[Recorded data]
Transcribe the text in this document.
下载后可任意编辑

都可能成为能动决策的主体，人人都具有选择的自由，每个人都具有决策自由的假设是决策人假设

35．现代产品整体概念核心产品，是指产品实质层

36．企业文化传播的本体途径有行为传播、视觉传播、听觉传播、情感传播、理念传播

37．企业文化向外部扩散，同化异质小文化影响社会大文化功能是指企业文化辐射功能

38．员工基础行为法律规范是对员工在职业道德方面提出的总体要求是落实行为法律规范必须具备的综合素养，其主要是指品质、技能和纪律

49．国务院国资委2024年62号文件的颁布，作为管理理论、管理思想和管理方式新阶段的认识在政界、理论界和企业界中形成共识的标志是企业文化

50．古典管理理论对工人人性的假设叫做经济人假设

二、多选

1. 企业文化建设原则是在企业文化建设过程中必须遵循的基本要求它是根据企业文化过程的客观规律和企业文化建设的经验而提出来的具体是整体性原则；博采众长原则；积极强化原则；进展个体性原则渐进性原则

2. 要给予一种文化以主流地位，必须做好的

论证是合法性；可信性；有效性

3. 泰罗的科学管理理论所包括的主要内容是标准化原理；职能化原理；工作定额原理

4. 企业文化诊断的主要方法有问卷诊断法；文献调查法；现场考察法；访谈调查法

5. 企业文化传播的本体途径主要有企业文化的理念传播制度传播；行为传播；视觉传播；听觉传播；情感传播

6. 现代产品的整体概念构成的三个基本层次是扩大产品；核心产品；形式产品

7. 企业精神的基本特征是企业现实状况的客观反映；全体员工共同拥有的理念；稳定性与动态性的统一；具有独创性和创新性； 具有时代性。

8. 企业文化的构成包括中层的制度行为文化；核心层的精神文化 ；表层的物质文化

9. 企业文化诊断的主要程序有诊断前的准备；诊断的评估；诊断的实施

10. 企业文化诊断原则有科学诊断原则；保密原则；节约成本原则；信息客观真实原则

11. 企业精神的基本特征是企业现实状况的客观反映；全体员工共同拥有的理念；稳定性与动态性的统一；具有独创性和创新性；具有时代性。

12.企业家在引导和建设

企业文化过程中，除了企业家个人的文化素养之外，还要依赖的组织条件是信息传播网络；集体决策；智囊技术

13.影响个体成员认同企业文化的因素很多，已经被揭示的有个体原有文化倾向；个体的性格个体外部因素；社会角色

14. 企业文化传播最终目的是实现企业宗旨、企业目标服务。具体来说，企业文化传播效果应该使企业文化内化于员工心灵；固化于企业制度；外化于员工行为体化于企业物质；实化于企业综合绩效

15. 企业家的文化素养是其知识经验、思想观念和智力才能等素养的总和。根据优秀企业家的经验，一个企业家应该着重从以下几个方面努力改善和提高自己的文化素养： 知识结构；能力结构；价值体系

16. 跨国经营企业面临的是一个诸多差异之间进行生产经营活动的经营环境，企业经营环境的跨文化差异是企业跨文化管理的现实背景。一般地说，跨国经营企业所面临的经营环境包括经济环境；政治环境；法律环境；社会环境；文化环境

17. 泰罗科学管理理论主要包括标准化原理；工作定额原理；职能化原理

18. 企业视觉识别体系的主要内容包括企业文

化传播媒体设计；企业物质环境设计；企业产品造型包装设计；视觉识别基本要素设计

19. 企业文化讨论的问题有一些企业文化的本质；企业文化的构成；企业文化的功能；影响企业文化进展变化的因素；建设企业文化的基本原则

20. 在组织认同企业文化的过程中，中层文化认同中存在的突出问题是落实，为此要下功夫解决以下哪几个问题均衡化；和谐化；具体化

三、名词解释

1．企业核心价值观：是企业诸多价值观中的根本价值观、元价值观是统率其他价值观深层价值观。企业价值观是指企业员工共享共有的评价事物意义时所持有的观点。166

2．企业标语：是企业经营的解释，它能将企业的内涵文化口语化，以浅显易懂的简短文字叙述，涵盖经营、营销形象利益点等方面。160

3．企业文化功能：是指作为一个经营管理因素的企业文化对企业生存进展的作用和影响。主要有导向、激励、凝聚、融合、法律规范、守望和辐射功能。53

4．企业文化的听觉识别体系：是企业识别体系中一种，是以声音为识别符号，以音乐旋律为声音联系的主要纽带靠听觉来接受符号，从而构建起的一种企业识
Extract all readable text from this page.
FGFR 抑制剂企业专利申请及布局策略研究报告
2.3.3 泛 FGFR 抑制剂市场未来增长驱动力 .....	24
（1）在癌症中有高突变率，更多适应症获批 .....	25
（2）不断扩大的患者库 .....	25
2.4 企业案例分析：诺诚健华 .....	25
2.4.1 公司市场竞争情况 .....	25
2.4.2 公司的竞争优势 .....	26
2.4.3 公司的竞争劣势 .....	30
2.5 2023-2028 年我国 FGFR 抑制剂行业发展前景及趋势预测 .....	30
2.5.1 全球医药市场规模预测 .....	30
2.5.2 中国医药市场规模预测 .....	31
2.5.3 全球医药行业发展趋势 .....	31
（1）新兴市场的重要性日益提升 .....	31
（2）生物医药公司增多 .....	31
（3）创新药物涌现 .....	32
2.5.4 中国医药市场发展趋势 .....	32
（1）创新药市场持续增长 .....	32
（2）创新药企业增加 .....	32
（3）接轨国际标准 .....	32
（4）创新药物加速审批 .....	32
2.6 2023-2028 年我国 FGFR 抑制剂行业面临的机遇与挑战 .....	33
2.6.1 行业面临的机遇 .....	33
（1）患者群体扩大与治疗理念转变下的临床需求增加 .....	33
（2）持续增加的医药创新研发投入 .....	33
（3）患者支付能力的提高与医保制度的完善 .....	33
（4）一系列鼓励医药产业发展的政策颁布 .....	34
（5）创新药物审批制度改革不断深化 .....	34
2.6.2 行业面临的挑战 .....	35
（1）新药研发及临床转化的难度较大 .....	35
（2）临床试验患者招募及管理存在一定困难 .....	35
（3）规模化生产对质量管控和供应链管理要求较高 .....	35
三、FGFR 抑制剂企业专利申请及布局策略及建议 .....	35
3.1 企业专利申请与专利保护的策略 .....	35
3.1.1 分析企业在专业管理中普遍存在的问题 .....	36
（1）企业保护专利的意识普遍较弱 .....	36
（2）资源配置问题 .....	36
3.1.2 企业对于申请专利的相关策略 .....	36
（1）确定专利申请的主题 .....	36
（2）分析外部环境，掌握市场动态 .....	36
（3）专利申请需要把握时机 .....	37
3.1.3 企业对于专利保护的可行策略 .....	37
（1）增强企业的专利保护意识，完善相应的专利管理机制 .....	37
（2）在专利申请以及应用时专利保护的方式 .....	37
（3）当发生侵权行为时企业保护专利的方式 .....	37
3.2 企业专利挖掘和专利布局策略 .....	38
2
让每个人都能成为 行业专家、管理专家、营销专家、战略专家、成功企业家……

__Brief__.
Pick each line holding the word "具有时代性" out of the data and copy it.

__Solution to this task__.
7. 企业精神的基本特征是企业现实状况的客观反映；全体员工共同拥有的理念；稳定性与动态性的统一；具有独创性和创新性； 具有时代性。
11. 企业精神的基本特征是企业现实状况的客观反映；全体员工共同拥有的理念；稳定性与动态性的统一；具有独创性和创新性；具有时代性。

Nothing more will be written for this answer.